Work instructions
List each line of the data in which the string "Randah" appears.

Input material

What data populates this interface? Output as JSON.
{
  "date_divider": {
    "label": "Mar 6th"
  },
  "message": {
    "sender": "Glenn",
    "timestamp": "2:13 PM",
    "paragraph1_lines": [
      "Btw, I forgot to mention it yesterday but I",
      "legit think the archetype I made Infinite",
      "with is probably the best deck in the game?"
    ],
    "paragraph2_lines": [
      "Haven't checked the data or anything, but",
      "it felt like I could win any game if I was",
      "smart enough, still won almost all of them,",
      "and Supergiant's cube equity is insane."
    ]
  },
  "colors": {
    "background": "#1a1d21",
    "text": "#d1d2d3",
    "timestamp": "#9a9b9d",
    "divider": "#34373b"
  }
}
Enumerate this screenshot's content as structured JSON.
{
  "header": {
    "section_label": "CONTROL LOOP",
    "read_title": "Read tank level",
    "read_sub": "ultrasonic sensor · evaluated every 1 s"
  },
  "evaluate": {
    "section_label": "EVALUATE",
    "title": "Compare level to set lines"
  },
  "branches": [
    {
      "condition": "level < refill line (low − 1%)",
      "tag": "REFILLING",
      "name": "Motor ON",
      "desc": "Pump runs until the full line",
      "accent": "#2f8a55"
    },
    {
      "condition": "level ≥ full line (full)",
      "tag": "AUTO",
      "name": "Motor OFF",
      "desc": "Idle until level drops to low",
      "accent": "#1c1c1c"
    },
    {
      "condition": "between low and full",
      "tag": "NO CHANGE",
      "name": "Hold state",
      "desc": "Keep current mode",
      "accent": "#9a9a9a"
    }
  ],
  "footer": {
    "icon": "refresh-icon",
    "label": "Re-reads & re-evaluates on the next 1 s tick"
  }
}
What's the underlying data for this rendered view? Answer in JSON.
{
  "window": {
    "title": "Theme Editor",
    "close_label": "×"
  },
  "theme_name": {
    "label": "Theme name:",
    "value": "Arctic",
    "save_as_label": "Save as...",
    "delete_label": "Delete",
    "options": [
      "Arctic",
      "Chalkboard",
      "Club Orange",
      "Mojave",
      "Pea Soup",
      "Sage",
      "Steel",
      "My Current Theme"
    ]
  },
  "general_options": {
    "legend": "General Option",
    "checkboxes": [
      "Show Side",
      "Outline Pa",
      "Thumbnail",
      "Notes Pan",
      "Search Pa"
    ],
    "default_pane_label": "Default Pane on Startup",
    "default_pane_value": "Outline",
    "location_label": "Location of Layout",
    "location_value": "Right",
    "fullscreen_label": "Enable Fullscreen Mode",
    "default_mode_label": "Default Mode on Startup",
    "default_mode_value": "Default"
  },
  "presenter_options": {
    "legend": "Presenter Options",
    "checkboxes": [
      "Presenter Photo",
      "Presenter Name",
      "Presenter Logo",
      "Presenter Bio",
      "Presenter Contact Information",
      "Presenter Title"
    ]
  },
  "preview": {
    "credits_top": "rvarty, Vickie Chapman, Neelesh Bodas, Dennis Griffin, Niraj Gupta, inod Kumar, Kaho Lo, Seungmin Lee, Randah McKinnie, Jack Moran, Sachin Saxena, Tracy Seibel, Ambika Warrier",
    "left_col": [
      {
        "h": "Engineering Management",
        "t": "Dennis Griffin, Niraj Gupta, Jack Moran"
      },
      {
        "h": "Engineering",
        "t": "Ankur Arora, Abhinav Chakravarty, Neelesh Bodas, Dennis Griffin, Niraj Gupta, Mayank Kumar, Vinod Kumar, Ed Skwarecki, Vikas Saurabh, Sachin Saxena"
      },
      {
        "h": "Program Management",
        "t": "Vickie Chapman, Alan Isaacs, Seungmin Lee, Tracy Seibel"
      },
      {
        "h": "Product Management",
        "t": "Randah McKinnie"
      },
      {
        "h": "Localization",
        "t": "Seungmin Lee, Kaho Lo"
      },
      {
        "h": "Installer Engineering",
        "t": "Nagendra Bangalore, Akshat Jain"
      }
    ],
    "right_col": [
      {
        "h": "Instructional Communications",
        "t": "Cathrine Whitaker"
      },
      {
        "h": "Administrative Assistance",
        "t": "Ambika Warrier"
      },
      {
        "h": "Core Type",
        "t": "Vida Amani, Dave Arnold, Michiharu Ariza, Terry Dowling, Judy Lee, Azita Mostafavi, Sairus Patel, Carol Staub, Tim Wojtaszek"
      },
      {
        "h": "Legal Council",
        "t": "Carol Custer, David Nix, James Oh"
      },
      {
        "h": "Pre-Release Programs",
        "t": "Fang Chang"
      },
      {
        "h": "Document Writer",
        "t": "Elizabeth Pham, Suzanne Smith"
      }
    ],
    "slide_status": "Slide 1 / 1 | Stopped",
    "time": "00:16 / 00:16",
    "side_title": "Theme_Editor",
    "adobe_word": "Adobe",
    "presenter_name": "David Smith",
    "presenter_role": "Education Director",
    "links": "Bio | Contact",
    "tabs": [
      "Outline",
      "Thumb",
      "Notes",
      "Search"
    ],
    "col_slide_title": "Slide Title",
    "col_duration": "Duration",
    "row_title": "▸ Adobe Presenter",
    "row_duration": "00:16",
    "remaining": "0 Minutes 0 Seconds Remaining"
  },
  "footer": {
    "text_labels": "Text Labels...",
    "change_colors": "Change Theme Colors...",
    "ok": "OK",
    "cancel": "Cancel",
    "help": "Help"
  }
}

Worked solution
    "credits_top": "rvarty, Vickie Chapman, Neelesh Bodas, Dennis Griffin, Niraj Gupta, inod Kumar, Kaho Lo, Seungmin Lee, Randah McKinnie, Jack Moran, Sachin Saxena, Tracy Seibel, Ambika Warrier",
        "t": "Randah McKinnie"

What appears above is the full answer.